**Stated task:**
Write out the records that appear below, verbatim and complete, but without pictures.

- - - - -

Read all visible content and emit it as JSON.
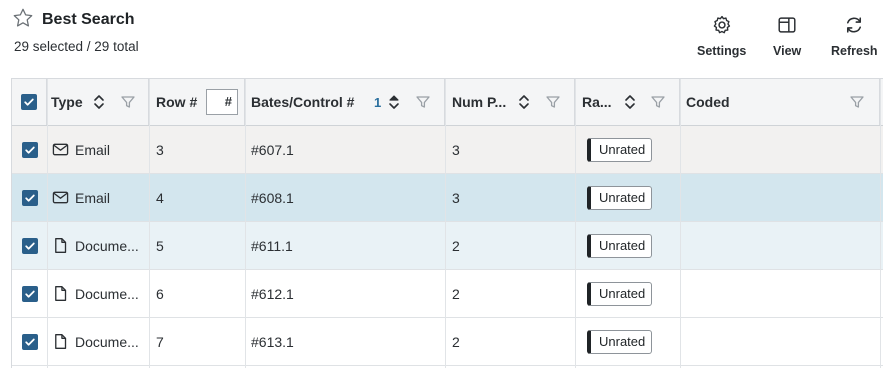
{
  "header": {
    "title": "Best Search",
    "selection_summary": "29 selected / 29 total",
    "favorite_icon": "star-outline-icon"
  },
  "toolbar": {
    "settings_label": "Settings",
    "view_label": "View",
    "refresh_label": "Refresh"
  },
  "columns": {
    "type": "Type",
    "row_num": "Row #",
    "row_num_placeholder": "#",
    "bates": "Bates/Control #",
    "bates_sort_rank": "1",
    "num_pages": "Num P...",
    "rating": "Ra...",
    "coded": "Coded"
  },
  "rows": [
    {
      "type": "Email",
      "type_icon": "mail-icon",
      "row": "3",
      "bates": "#607.1",
      "pages": "3",
      "rating": "Unrated",
      "coded": "",
      "state": "default"
    },
    {
      "type": "Email",
      "type_icon": "mail-icon",
      "row": "4",
      "bates": "#608.1",
      "pages": "3",
      "rating": "Unrated",
      "coded": "",
      "state": "active"
    },
    {
      "type": "Docume...",
      "type_icon": "document-icon",
      "row": "5",
      "bates": "#611.1",
      "pages": "2",
      "rating": "Unrated",
      "coded": "",
      "state": "hover"
    },
    {
      "type": "Docume...",
      "type_icon": "document-icon",
      "row": "6",
      "bates": "#612.1",
      "pages": "2",
      "rating": "Unrated",
      "coded": "",
      "state": "default"
    },
    {
      "type": "Docume...",
      "type_icon": "document-icon",
      "row": "7",
      "bates": "#613.1",
      "pages": "2",
      "rating": "Unrated",
      "coded": "",
      "state": "default"
    }
  ],
  "colors": {
    "checkbox": "#2a5f8a",
    "active_row": "#d3e6ee",
    "hover_row": "#e9f2f6",
    "default_row_first": "#f2f1f0",
    "sort_rank": "#2a6f9e"
  }
}
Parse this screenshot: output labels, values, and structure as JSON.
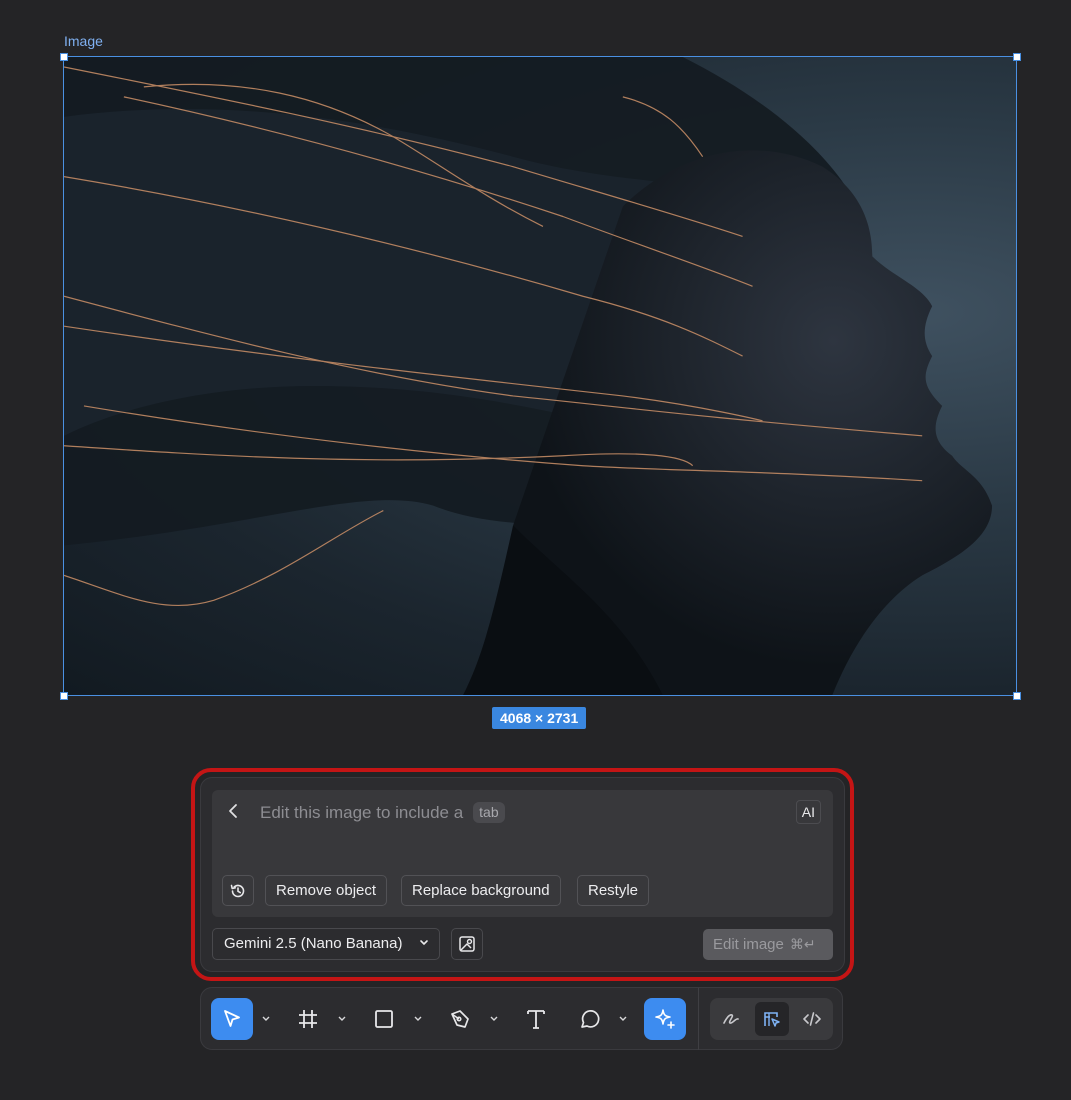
{
  "canvas": {
    "frame_label": "Image",
    "dimensions": "4068 × 2731"
  },
  "prompt_panel": {
    "placeholder": "Edit this image to include a",
    "tab_hint": "tab",
    "ai_badge": "AI",
    "suggestions": [
      "Remove object",
      "Replace background",
      "Restyle"
    ],
    "model": "Gemini 2.5 (Nano Banana)",
    "edit_button": "Edit image",
    "edit_shortcut": "⌘↵"
  },
  "toolbar": {
    "tools": [
      "move-tool",
      "frame-tool",
      "shape-tool",
      "pen-tool",
      "text-tool",
      "comment-tool",
      "ai-tool"
    ],
    "active_tool": "move-tool",
    "modes": [
      "draw-mode",
      "design-mode",
      "dev-mode"
    ],
    "active_mode": "design-mode"
  },
  "colors": {
    "selection": "#4a90e2",
    "accent": "#3d8cf0",
    "highlight": "#c41515",
    "background": "#242426"
  }
}
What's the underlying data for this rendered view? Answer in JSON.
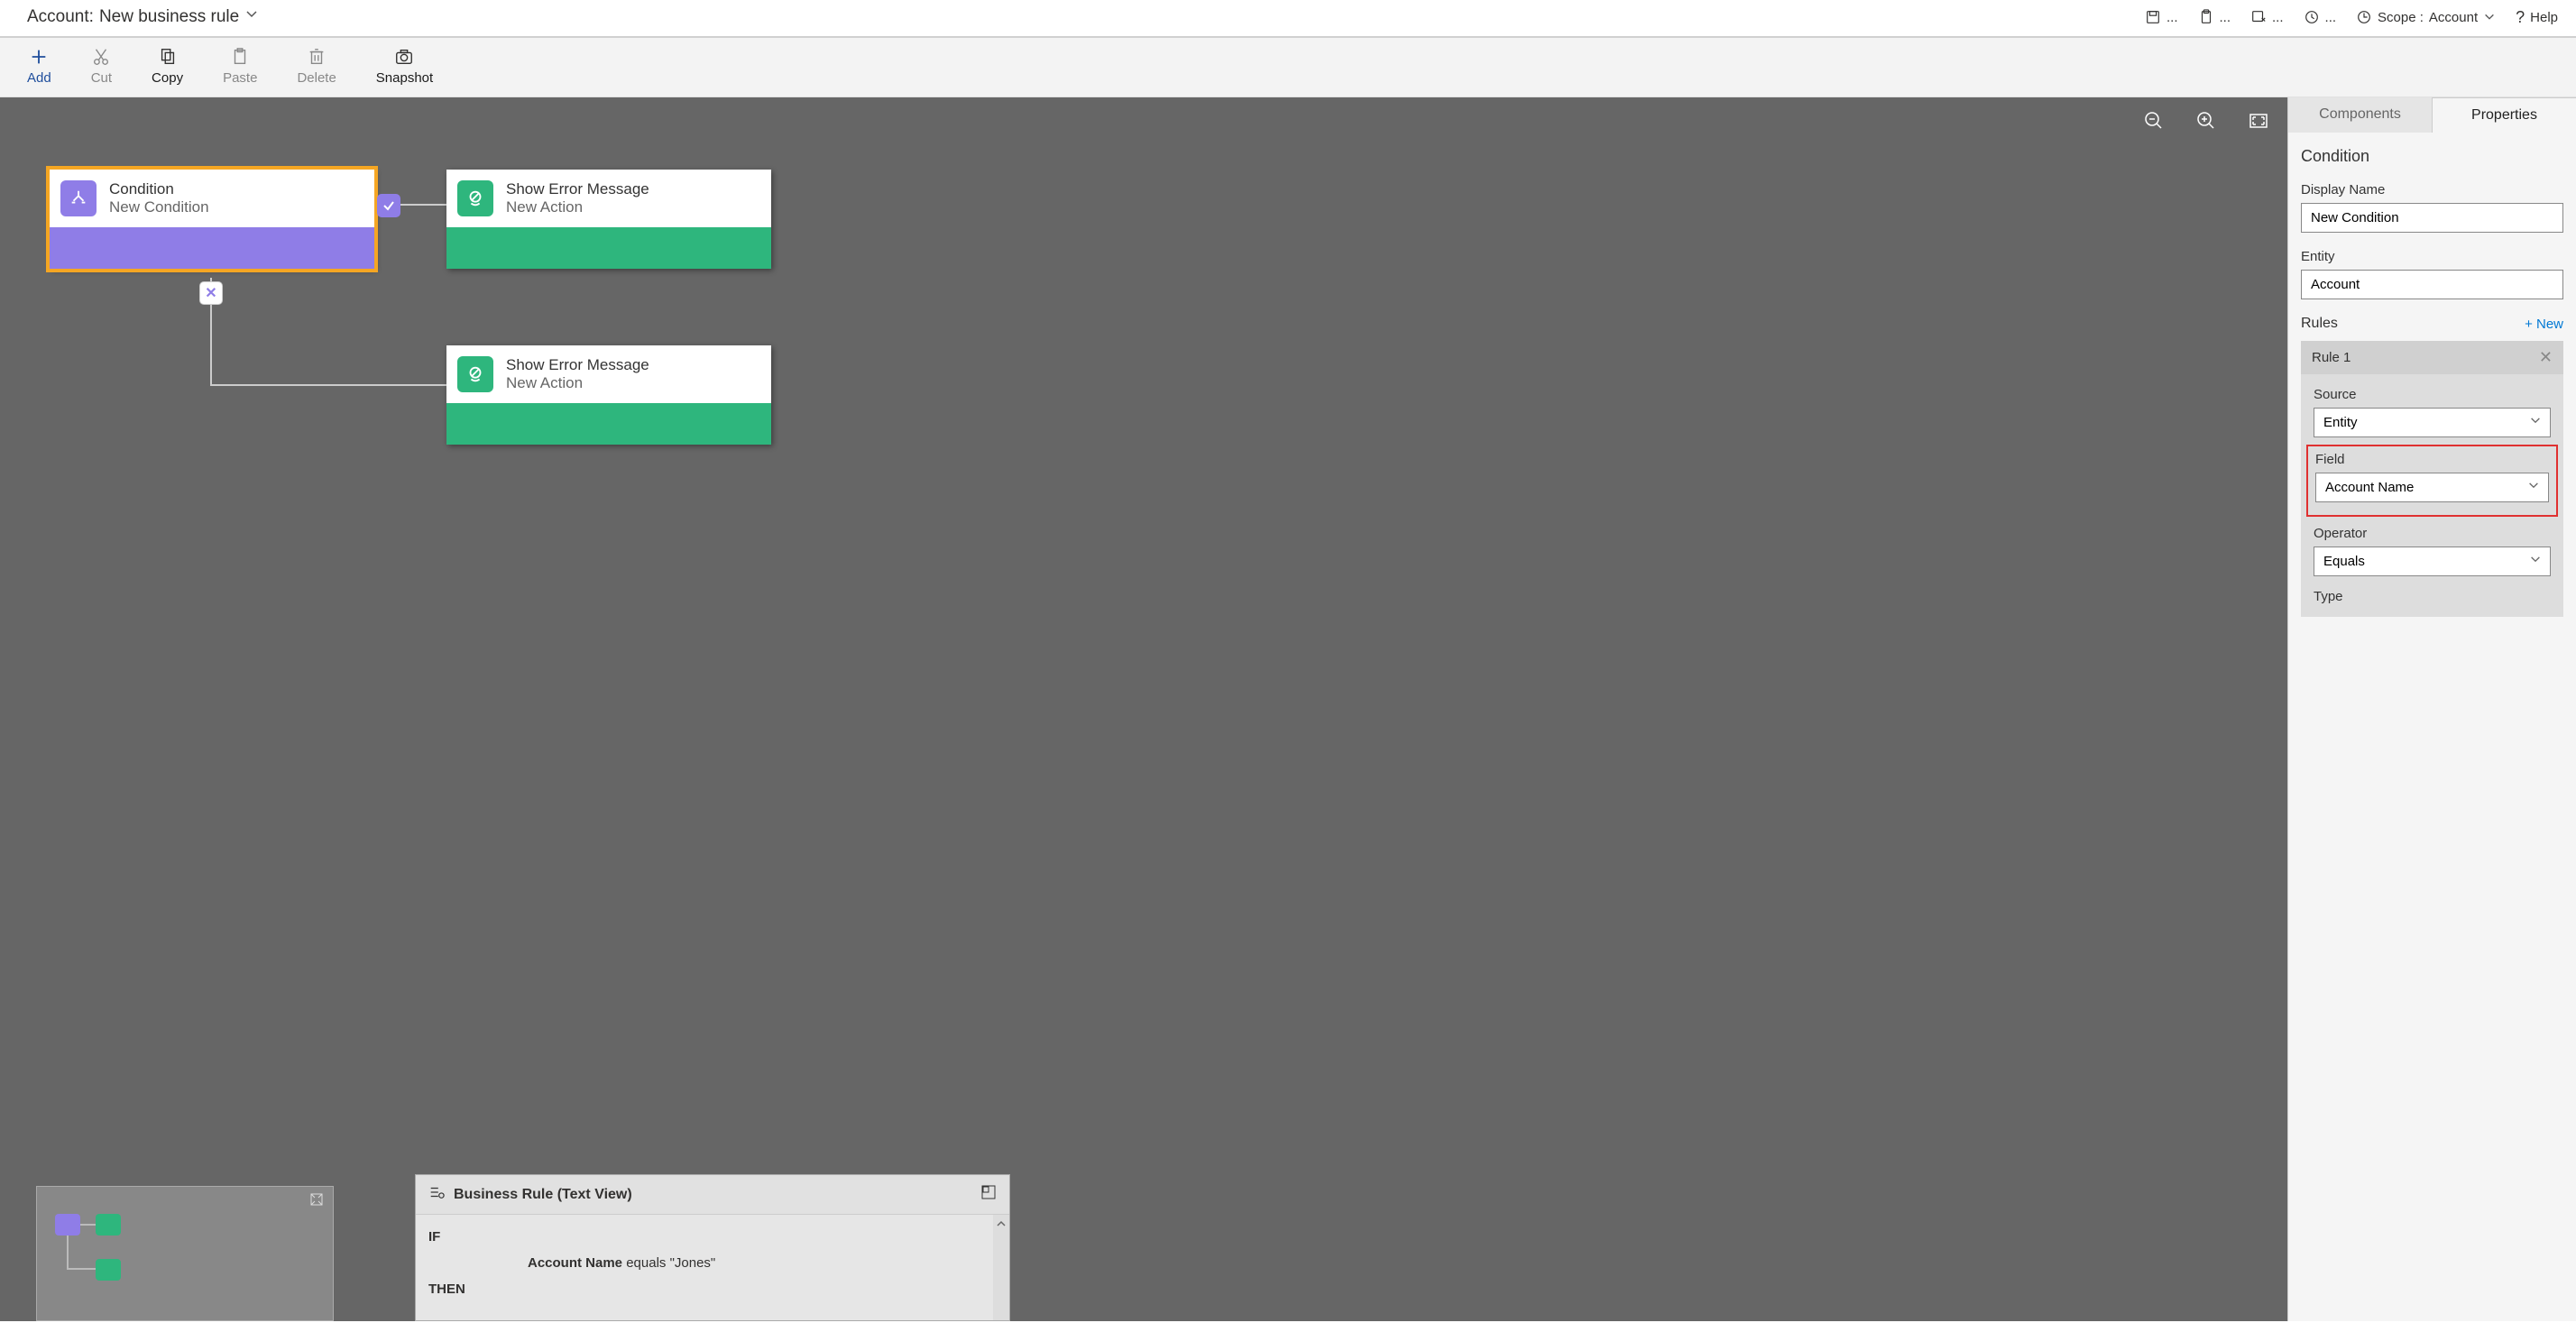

- - - - -

**Full output:**
Read all visible content and emit it as JSON.
{
  "header": {
    "title": "Best Search",
    "selection_summary": "29 selected / 29 total",
    "favorite_icon": "star-outline-icon"
  },
  "toolbar": {
    "settings_label": "Settings",
    "view_label": "View",
    "refresh_label": "Refresh"
  },
  "columns": {
    "type": "Type",
    "row_num": "Row #",
    "row_num_placeholder": "#",
    "bates": "Bates/Control #",
    "bates_sort_rank": "1",
    "num_pages": "Num P...",
    "rating": "Ra...",
    "coded": "Coded"
  },
  "rows": [
    {
      "type": "Email",
      "type_icon": "mail-icon",
      "row": "3",
      "bates": "#607.1",
      "pages": "3",
      "rating": "Unrated",
      "coded": "",
      "state": "default"
    },
    {
      "type": "Email",
      "type_icon": "mail-icon",
      "row": "4",
      "bates": "#608.1",
      "pages": "3",
      "rating": "Unrated",
      "coded": "",
      "state": "active"
    },
    {
      "type": "Docume...",
      "type_icon": "document-icon",
      "row": "5",
      "bates": "#611.1",
      "pages": "2",
      "rating": "Unrated",
      "coded": "",
      "state": "hover"
    },
    {
      "type": "Docume...",
      "type_icon": "document-icon",
      "row": "6",
      "bates": "#612.1",
      "pages": "2",
      "rating": "Unrated",
      "coded": "",
      "state": "default"
    },
    {
      "type": "Docume...",
      "type_icon": "document-icon",
      "row": "7",
      "bates": "#613.1",
      "pages": "2",
      "rating": "Unrated",
      "coded": "",
      "state": "default"
    }
  ],
  "colors": {
    "checkbox": "#2a5f8a",
    "active_row": "#d3e6ee",
    "hover_row": "#e9f2f6",
    "default_row_first": "#f2f1f0",
    "sort_rank": "#2a6f9e"
  }
}
Parse this screenshot: output labels, values, and structure as JSON.
{
  "canvas": {
    "frame_label": "Image",
    "dimensions": "4068 × 2731"
  },
  "prompt_panel": {
    "placeholder": "Edit this image to include a",
    "tab_hint": "tab",
    "ai_badge": "AI",
    "suggestions": [
      "Remove object",
      "Replace background",
      "Restyle"
    ],
    "model": "Gemini 2.5 (Nano Banana)",
    "edit_button": "Edit image",
    "edit_shortcut": "⌘↵"
  },
  "toolbar": {
    "tools": [
      "move-tool",
      "frame-tool",
      "shape-tool",
      "pen-tool",
      "text-tool",
      "comment-tool",
      "ai-tool"
    ],
    "active_tool": "move-tool",
    "modes": [
      "draw-mode",
      "design-mode",
      "dev-mode"
    ],
    "active_mode": "design-mode"
  },
  "colors": {
    "selection": "#4a90e2",
    "accent": "#3d8cf0",
    "highlight": "#c41515",
    "background": "#242426"
  }
}
What's the underlying data for this rendered view? Answer in JSON.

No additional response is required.